Provided entries:
════
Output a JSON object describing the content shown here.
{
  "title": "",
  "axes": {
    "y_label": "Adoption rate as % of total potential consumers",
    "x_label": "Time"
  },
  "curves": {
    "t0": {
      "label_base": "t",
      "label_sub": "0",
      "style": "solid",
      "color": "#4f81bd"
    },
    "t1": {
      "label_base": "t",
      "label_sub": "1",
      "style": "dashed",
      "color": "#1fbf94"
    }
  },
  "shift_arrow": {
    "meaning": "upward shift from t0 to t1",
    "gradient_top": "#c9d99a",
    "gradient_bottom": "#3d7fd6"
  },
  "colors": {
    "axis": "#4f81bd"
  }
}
════
Your objective:
Retype the material in full. Each word must match.

Task solution:
Output a JSON object describing the content shown here.
{
  "title": "",
  "axes": {
    "y_label": "Adoption rate as % of total potential consumers",
    "x_label": "Time"
  },
  "curves": {
    "t0": {
      "label_base": "t",
      "label_sub": "0",
      "style": "solid",
      "color": "#4f81bd"
    },
    "t1": {
      "label_base": "t",
      "label_sub": "1",
      "style": "dashed",
      "color": "#1fbf94"
    }
  },
  "shift_arrow": {
    "meaning": "upward shift from t0 to t1",
    "gradient_top": "#c9d99a",
    "gradient_bottom": "#3d7fd6"
  },
  "colors": {
    "axis": "#4f81bd"
  }
}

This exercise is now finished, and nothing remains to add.